Extracts from a graphics dataset:

>> begin

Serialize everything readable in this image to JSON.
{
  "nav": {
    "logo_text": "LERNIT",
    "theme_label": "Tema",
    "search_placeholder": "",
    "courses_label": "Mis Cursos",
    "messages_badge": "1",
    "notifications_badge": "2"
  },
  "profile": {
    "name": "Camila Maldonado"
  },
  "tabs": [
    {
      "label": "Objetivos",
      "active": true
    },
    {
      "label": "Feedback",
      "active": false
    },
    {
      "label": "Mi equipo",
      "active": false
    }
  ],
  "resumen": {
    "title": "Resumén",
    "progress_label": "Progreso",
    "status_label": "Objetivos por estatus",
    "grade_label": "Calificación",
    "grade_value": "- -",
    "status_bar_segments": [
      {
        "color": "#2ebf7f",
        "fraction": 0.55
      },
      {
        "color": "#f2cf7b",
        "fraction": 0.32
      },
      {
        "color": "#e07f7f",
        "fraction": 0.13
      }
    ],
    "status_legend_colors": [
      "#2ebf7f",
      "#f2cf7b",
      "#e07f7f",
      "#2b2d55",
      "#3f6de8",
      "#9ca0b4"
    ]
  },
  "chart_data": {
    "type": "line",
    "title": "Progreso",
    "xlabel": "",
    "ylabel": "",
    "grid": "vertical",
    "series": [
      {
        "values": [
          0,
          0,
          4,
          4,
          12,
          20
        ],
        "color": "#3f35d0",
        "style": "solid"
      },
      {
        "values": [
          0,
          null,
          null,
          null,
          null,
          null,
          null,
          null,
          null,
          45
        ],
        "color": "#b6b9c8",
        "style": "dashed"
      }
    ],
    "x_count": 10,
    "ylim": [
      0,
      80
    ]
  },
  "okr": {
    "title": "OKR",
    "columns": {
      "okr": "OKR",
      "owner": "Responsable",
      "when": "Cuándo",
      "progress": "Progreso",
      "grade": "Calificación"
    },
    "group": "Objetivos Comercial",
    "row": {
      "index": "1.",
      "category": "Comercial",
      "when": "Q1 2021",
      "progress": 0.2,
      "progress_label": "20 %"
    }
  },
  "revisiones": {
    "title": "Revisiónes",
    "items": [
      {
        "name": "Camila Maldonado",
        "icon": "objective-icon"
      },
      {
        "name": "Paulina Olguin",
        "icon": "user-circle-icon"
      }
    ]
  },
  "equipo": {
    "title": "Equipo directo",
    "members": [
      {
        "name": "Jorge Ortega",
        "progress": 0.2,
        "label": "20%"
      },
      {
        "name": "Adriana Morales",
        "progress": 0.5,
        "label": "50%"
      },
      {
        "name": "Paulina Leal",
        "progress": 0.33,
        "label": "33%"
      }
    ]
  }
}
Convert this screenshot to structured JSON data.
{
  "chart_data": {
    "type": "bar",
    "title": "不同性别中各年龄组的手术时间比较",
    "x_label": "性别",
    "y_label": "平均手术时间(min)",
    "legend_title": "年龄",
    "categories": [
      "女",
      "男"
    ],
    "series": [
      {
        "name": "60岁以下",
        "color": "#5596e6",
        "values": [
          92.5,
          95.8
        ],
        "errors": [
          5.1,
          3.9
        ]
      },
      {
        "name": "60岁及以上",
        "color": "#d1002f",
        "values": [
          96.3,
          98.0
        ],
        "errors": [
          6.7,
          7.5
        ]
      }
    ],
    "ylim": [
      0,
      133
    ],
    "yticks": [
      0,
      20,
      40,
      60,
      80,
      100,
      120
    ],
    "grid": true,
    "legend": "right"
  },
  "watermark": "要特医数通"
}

>> end

> [Short problem]:
Each line of the material should be duplicated exactly, please.

> [Answer to this task]:
Serialize everything readable in this image to JSON.
{
  "nav": {
    "logo_text": "LERNIT",
    "theme_label": "Tema",
    "search_placeholder": "",
    "courses_label": "Mis Cursos",
    "messages_badge": "1",
    "notifications_badge": "2"
  },
  "profile": {
    "name": "Camila Maldonado"
  },
  "tabs": [
    {
      "label": "Objetivos",
      "active": true
    },
    {
      "label": "Feedback",
      "active": false
    },
    {
      "label": "Mi equipo",
      "active": false
    }
  ],
  "resumen": {
    "title": "Resumén",
    "progress_label": "Progreso",
    "status_label": "Objetivos por estatus",
    "grade_label": "Calificación",
    "grade_value": "- -",
    "status_bar_segments": [
      {
        "color": "#2ebf7f",
        "fraction": 0.55
      },
      {
        "color": "#f2cf7b",
        "fraction": 0.32
      },
      {
        "color": "#e07f7f",
        "fraction": 0.13
      }
    ],
    "status_legend_colors": [
      "#2ebf7f",
      "#f2cf7b",
      "#e07f7f",
      "#2b2d55",
      "#3f6de8",
      "#9ca0b4"
    ]
  },
  "chart_data": {
    "type": "line",
    "title": "Progreso",
    "xlabel": "",
    "ylabel": "",
    "grid": "vertical",
    "series": [
      {
        "values": [
          0,
          0,
          4,
          4,
          12,
          20
        ],
        "color": "#3f35d0",
        "style": "solid"
      },
      {
        "values": [
          0,
          null,
          null,
          null,
          null,
          null,
          null,
          null,
          null,
          45
        ],
        "color": "#b6b9c8",
        "style": "dashed"
      }
    ],
    "x_count": 10,
    "ylim": [
      0,
      80
    ]
  },
  "okr": {
    "title": "OKR",
    "columns": {
      "okr": "OKR",
      "owner": "Responsable",
      "when": "Cuándo",
      "progress": "Progreso",
      "grade": "Calificación"
    },
    "group": "Objetivos Comercial",
    "row": {
      "index": "1.",
      "category": "Comercial",
      "when": "Q1 2021",
      "progress": 0.2,
      "progress_label": "20 %"
    }
  },
  "revisiones": {
    "title": "Revisiónes",
    "items": [
      {
        "name": "Camila Maldonado",
        "icon": "objective-icon"
      },
      {
        "name": "Paulina Olguin",
        "icon": "user-circle-icon"
      }
    ]
  },
  "equipo": {
    "title": "Equipo directo",
    "members": [
      {
        "name": "Jorge Ortega",
        "progress": 0.2,
        "label": "20%"
      },
      {
        "name": "Adriana Morales",
        "progress": 0.5,
        "label": "50%"
      },
      {
        "name": "Paulina Leal",
        "progress": 0.33,
        "label": "33%"
      }
    ]
  }
}
Convert this screenshot to structured JSON data.
{
  "chart_data": {
    "type": "bar",
    "title": "不同性别中各年龄组的手术时间比较",
    "x_label": "性别",
    "y_label": "平均手术时间(min)",
    "legend_title": "年龄",
    "categories": [
      "女",
      "男"
    ],
    "series": [
      {
        "name": "60岁以下",
        "color": "#5596e6",
        "values": [
          92.5,
          95.8
        ],
        "errors": [
          5.1,
          3.9
        ]
      },
      {
        "name": "60岁及以上",
        "color": "#d1002f",
        "values": [
          96.3,
          98.0
        ],
        "errors": [
          6.7,
          7.5
        ]
      }
    ],
    "ylim": [
      0,
      133
    ],
    "yticks": [
      0,
      20,
      40,
      60,
      80,
      100,
      120
    ],
    "grid": true,
    "legend": "right"
  },
  "watermark": "要特医数通"
}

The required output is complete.